Transcribe every entry word for word, but skip the images.
::: Provided information
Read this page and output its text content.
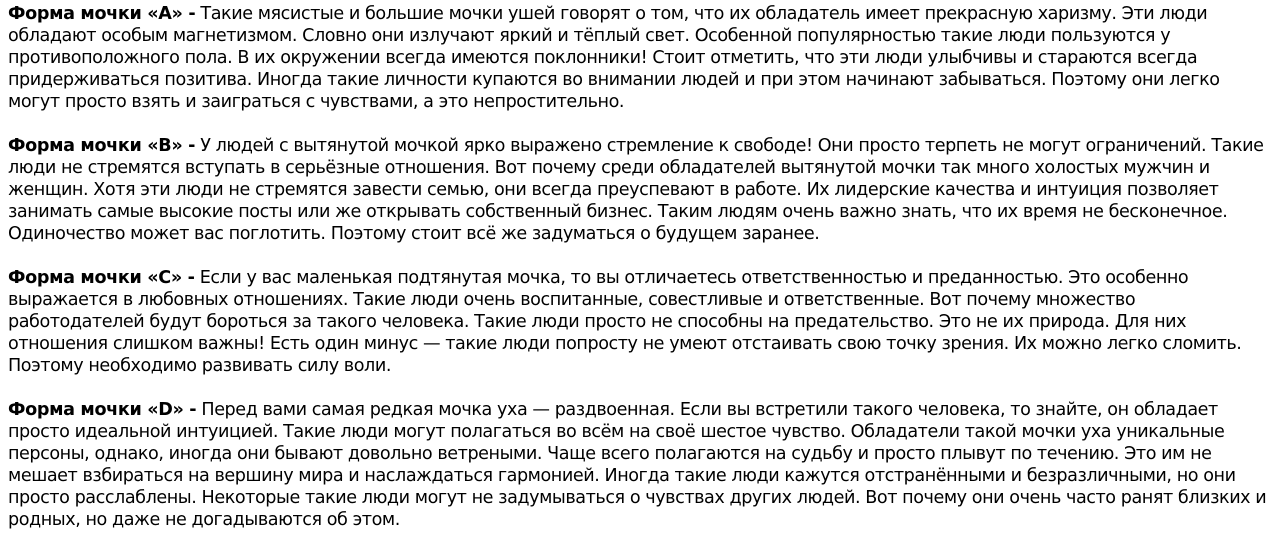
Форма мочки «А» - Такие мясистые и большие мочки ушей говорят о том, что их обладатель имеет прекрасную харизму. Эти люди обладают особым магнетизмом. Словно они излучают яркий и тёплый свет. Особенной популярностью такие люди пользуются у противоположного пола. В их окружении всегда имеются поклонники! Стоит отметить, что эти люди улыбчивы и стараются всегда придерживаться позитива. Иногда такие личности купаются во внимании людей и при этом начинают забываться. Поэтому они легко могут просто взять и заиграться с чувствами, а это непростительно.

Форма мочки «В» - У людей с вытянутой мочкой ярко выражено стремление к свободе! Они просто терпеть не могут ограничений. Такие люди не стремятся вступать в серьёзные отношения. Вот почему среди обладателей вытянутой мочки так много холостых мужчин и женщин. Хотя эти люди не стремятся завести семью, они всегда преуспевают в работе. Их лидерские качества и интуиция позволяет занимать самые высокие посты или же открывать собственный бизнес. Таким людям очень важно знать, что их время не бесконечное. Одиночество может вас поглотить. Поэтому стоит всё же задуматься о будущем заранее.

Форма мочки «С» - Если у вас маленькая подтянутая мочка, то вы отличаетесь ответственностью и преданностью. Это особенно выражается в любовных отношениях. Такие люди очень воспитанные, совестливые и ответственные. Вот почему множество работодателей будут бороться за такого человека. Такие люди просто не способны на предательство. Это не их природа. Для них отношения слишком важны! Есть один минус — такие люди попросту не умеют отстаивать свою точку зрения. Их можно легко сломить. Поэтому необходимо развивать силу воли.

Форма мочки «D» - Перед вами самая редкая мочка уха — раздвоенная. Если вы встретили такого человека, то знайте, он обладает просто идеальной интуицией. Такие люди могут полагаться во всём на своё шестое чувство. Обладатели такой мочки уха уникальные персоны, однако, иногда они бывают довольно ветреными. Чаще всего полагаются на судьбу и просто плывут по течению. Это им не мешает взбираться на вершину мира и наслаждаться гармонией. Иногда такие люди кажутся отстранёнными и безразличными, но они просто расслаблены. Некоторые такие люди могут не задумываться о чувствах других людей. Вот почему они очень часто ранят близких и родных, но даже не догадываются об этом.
::::::
Full response
Read this page and output its text content.
Форма мочки «А» - Такие мясистые и большие мочки ушей говорят о том, что их обладатель имеет прекрасную харизму. Эти люди обладают особым магнетизмом. Словно они излучают яркий и тёплый свет. Особенной популярностью такие люди пользуются у противоположного пола. В их окружении всегда имеются поклонники! Стоит отметить, что эти люди улыбчивы и стараются всегда придерживаться позитива. Иногда такие личности купаются во внимании людей и при этом начинают забываться. Поэтому они легко могут просто взять и заиграться с чувствами, а это непростительно.

Форма мочки «В» - У людей с вытянутой мочкой ярко выражено стремление к свободе! Они просто терпеть не могут ограничений. Такие люди не стремятся вступать в серьёзные отношения. Вот почему среди обладателей вытянутой мочки так много холостых мужчин и женщин. Хотя эти люди не стремятся завести семью, они всегда преуспевают в работе. Их лидерские качества и интуиция позволяет занимать самые высокие посты или же открывать собственный бизнес. Таким людям очень важно знать, что их время не бесконечное. Одиночество может вас поглотить. Поэтому стоит всё же задуматься о будущем заранее.

Форма мочки «С» - Если у вас маленькая подтянутая мочка, то вы отличаетесь ответственностью и преданностью. Это особенно выражается в любовных отношениях. Такие люди очень воспитанные, совестливые и ответственные. Вот почему множество работодателей будут бороться за такого человека. Такие люди просто не способны на предательство. Это не их природа. Для них отношения слишком важны! Есть один минус — такие люди попросту не умеют отстаивать свою точку зрения. Их можно легко сломить. Поэтому необходимо развивать силу воли.

Форма мочки «D» - Перед вами самая редкая мочка уха — раздвоенная. Если вы встретили такого человека, то знайте, он обладает просто идеальной интуицией. Такие люди могут полагаться во всём на своё шестое чувство. Обладатели такой мочки уха уникальные персоны, однако, иногда они бывают довольно ветреными. Чаще всего полагаются на судьбу и просто плывут по течению. Это им не мешает взбираться на вершину мира и наслаждаться гармонией. Иногда такие люди кажутся отстранёнными и безразличными, но они просто расслаблены. Некоторые такие люди могут не задумываться о чувствах других людей. Вот почему они очень часто ранят близких и родных, но даже не догадываются об этом.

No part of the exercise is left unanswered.